— Begin Excerpted data —

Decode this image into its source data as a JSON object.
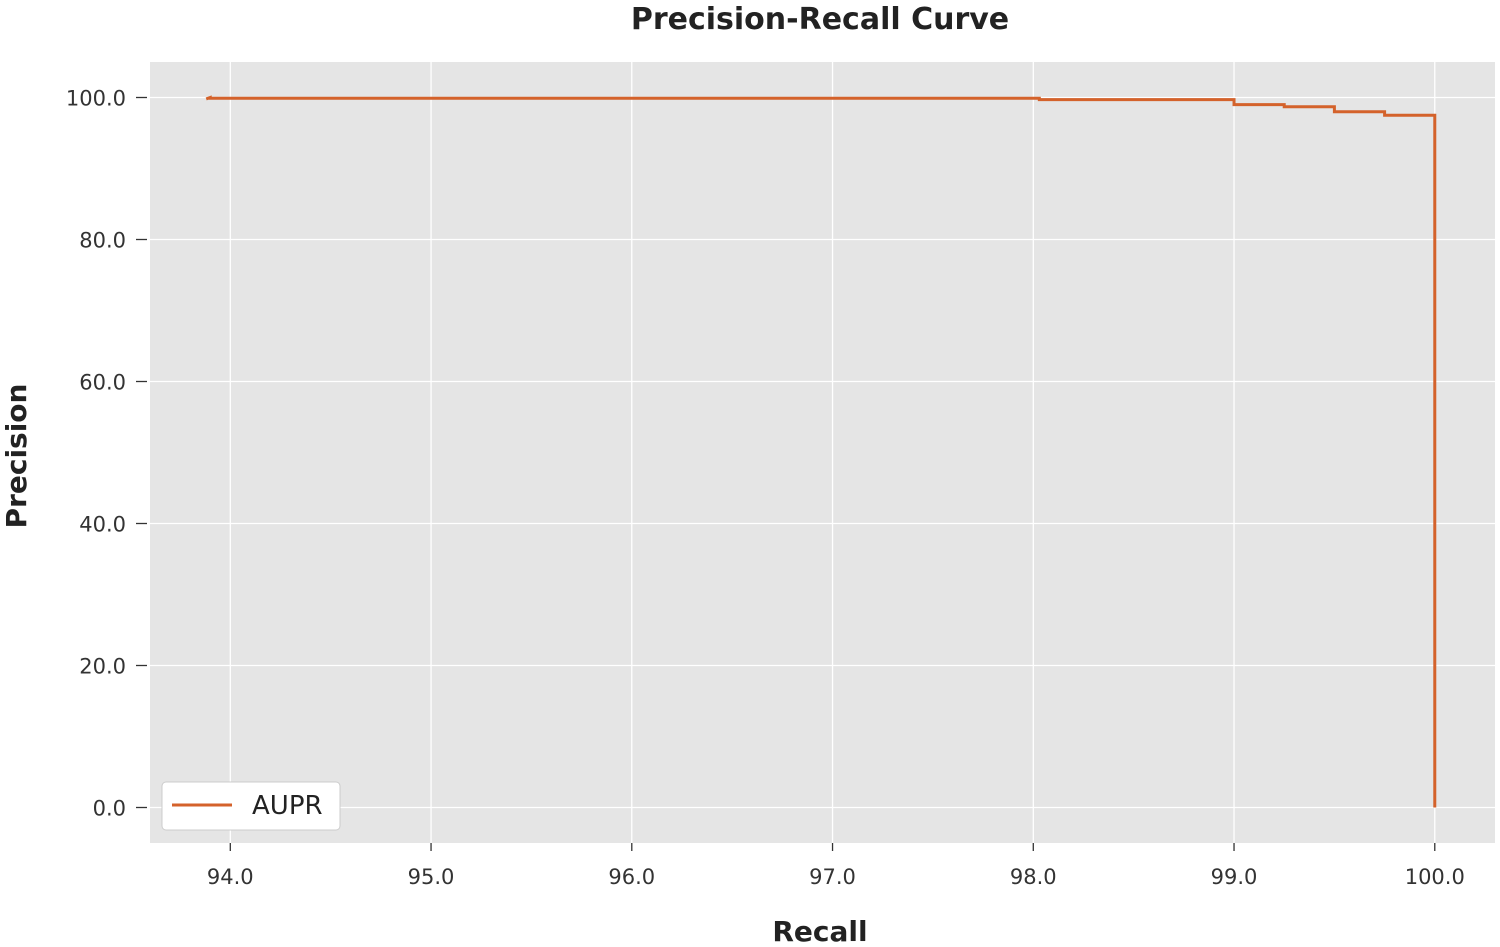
{
  "chart_data": {
    "type": "line",
    "title": "Precision-Recall Curve",
    "xlabel": "Recall",
    "ylabel": "Precision",
    "xlim": [
      93.6,
      100.3
    ],
    "ylim": [
      -5.0,
      105.0
    ],
    "x_ticks": [
      94.0,
      95.0,
      96.0,
      97.0,
      98.0,
      99.0,
      100.0
    ],
    "x_tick_labels": [
      "94.0",
      "95.0",
      "96.0",
      "97.0",
      "98.0",
      "99.0",
      "100.0"
    ],
    "y_ticks": [
      0.0,
      20.0,
      40.0,
      60.0,
      80.0,
      100.0
    ],
    "y_tick_labels": [
      "0.0",
      "20.0",
      "40.0",
      "60.0",
      "80.0",
      "100.0"
    ],
    "grid": true,
    "legend_position": "lower-left",
    "background_color": "#e5e5e5",
    "grid_color": "#ffffff",
    "series": [
      {
        "name": "AUPR",
        "color": "#d4622b",
        "line_style": "steps",
        "x": [
          93.88,
          93.9,
          93.9,
          98.03,
          98.03,
          99.0,
          99.0,
          99.25,
          99.25,
          99.5,
          99.5,
          99.75,
          99.75,
          100.0,
          100.0
        ],
        "y": [
          99.8,
          100.0,
          99.9,
          99.9,
          99.7,
          99.7,
          99.0,
          99.0,
          98.7,
          98.7,
          98.0,
          98.0,
          97.5,
          97.5,
          0.0
        ]
      }
    ]
  }
}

— End Excerpted data —

Your goal -
Keep every word of the data as it is when you write it out, but drop the pictures.

Completed task -
Decode this image into its source data as a JSON object.
{
  "chart_data": {
    "type": "line",
    "title": "Precision-Recall Curve",
    "xlabel": "Recall",
    "ylabel": "Precision",
    "xlim": [
      93.6,
      100.3
    ],
    "ylim": [
      -5.0,
      105.0
    ],
    "x_ticks": [
      94.0,
      95.0,
      96.0,
      97.0,
      98.0,
      99.0,
      100.0
    ],
    "x_tick_labels": [
      "94.0",
      "95.0",
      "96.0",
      "97.0",
      "98.0",
      "99.0",
      "100.0"
    ],
    "y_ticks": [
      0.0,
      20.0,
      40.0,
      60.0,
      80.0,
      100.0
    ],
    "y_tick_labels": [
      "0.0",
      "20.0",
      "40.0",
      "60.0",
      "80.0",
      "100.0"
    ],
    "grid": true,
    "legend_position": "lower-left",
    "background_color": "#e5e5e5",
    "grid_color": "#ffffff",
    "series": [
      {
        "name": "AUPR",
        "color": "#d4622b",
        "line_style": "steps",
        "x": [
          93.88,
          93.9,
          93.9,
          98.03,
          98.03,
          99.0,
          99.0,
          99.25,
          99.25,
          99.5,
          99.5,
          99.75,
          99.75,
          100.0,
          100.0
        ],
        "y": [
          99.8,
          100.0,
          99.9,
          99.9,
          99.7,
          99.7,
          99.0,
          99.0,
          98.7,
          98.7,
          98.0,
          98.0,
          97.5,
          97.5,
          0.0
        ]
      }
    ]
  }
}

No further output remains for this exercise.